WHAT THE TASK REQUIRES » Every line of the material that mentions the word "analysis" should be copied out.

DATA FOR THIS TASK: Begin

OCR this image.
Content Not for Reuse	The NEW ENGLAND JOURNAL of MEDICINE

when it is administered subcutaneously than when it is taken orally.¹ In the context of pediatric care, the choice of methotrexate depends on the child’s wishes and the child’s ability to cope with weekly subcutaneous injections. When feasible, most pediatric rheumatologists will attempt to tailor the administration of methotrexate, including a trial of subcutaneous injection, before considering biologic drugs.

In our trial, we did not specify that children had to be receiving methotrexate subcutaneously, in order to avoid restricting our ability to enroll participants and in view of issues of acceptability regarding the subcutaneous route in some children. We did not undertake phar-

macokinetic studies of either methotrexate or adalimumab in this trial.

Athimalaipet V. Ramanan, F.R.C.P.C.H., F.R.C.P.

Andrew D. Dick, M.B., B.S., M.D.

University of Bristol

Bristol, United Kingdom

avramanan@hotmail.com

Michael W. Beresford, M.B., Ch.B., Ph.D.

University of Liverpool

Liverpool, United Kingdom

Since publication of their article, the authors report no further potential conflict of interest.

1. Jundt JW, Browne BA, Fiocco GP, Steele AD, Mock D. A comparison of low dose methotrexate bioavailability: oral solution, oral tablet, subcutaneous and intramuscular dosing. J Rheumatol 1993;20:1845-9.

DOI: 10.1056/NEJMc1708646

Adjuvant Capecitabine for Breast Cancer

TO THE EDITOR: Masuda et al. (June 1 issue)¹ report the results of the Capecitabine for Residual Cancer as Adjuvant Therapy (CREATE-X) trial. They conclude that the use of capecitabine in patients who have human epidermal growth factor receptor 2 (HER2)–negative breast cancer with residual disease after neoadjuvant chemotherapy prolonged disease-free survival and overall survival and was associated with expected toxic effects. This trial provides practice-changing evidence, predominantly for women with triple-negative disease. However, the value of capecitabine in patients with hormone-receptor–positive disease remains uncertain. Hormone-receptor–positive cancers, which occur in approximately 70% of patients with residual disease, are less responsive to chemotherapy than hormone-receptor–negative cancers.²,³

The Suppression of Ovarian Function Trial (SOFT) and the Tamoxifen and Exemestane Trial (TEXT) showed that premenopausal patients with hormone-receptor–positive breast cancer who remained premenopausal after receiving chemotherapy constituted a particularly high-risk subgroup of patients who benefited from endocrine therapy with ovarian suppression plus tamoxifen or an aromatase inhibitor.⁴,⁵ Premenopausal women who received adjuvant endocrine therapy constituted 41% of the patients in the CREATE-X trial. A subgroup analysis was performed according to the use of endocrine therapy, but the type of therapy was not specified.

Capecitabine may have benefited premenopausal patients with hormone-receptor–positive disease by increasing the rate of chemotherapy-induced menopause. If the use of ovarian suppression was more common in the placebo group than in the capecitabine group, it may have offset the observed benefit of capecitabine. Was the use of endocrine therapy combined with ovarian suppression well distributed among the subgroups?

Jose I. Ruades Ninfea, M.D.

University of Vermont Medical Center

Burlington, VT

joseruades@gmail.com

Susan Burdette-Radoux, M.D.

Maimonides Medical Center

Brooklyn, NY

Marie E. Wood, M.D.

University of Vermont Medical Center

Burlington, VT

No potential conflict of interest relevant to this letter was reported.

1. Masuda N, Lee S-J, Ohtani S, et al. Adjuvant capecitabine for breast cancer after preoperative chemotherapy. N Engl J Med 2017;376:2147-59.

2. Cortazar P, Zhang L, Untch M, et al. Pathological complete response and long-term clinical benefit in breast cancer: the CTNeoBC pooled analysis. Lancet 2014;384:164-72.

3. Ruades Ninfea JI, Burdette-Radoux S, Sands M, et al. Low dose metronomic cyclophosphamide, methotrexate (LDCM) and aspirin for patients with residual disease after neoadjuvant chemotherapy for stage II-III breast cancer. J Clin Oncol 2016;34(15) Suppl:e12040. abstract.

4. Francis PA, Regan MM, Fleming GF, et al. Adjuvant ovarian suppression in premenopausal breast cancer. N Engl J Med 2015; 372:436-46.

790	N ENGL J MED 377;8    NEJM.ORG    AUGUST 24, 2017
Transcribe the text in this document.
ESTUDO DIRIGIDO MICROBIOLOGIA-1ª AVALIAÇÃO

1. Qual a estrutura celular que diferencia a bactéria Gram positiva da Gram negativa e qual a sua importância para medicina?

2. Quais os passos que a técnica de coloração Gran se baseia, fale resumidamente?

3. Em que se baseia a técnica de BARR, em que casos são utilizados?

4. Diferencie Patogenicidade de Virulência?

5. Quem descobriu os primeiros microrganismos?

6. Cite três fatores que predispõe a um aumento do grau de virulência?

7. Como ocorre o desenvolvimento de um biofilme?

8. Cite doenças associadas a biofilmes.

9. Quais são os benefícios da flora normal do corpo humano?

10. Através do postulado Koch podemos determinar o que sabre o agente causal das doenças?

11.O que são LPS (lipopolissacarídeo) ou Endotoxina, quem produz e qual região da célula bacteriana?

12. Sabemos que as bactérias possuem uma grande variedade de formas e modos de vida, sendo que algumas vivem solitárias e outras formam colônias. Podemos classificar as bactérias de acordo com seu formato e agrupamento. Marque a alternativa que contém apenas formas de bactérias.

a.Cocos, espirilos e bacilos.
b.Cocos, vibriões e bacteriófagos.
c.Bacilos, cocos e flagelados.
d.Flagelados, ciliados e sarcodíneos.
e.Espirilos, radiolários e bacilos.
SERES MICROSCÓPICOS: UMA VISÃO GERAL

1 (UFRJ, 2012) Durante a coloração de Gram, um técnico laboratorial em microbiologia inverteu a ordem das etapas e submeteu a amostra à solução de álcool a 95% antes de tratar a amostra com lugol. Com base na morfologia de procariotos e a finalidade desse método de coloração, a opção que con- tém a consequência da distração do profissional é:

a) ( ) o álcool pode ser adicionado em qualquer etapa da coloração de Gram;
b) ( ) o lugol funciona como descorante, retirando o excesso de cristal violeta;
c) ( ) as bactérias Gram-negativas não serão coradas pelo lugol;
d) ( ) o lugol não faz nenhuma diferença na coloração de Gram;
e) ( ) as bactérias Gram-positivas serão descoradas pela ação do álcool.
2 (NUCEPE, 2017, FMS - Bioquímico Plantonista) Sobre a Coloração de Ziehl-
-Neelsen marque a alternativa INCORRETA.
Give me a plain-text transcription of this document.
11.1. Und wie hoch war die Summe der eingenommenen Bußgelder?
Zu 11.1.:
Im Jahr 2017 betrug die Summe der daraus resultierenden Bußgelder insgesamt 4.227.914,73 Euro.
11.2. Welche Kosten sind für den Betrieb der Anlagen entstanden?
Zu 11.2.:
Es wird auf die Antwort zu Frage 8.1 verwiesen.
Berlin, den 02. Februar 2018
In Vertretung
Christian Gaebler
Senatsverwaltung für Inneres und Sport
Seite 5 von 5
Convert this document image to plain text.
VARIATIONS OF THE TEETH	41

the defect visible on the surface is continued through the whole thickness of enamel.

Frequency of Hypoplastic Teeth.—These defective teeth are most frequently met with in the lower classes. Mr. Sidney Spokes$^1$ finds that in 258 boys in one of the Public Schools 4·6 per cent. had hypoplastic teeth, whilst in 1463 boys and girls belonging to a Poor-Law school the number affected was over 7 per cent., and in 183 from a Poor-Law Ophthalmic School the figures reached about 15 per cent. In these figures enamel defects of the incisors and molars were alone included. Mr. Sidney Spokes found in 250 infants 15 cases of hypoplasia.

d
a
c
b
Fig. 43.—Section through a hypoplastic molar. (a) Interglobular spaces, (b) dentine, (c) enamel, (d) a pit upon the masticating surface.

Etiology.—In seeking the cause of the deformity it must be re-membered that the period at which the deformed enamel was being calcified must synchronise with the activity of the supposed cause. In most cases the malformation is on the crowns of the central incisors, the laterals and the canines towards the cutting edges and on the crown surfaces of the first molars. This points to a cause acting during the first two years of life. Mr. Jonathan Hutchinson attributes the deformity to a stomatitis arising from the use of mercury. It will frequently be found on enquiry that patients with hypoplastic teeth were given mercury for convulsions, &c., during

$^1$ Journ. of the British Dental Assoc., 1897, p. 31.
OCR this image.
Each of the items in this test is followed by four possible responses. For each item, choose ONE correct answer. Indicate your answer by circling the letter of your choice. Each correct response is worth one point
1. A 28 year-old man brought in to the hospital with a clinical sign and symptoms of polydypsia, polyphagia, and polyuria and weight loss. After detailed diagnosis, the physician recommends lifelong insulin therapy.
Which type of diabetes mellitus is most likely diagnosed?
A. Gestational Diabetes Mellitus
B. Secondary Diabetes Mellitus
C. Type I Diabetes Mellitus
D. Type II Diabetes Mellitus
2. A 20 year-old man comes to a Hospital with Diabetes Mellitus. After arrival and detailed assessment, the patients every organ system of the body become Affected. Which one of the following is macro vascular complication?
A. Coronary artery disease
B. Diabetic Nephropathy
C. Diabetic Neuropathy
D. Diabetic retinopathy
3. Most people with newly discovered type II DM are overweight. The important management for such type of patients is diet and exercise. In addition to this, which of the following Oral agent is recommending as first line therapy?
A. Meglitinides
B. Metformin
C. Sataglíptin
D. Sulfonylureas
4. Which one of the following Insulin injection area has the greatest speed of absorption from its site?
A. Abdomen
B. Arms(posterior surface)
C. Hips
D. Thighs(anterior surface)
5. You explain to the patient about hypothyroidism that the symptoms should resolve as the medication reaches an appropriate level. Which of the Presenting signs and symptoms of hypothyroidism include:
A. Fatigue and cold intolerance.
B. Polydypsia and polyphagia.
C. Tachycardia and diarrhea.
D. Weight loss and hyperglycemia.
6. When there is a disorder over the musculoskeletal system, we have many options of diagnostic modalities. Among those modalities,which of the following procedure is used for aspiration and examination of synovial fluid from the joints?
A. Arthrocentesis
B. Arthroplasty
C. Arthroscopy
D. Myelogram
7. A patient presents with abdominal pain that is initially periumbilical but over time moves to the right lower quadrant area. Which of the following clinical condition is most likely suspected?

DATA FOR THIS TASK: End

FINISHED EXERCISE »
The Suppression of Ovarian Function Trial (SOFT) and the Tamoxifen and Exemestane Trial (TEXT) showed that premenopausal patients with hormone-receptor–positive breast cancer who remained premenopausal after receiving chemotherapy constituted a particularly high-risk subgroup of patients who benefited from endocrine therapy with ovarian suppression plus tamoxifen or an aromatase inhibitor.⁴,⁵ Premenopausal women who received adjuvant endocrine therapy constituted 41% of the patients in the CREATE-X trial. A subgroup analysis was performed according to the use of endocrine therapy, but the type of therapy was not specified.
2. Cortazar P, Zhang L, Untch M, et al. Pathological complete response and long-term clinical benefit in breast cancer: the CTNeoBC pooled analysis. Lancet 2014;384:164-72.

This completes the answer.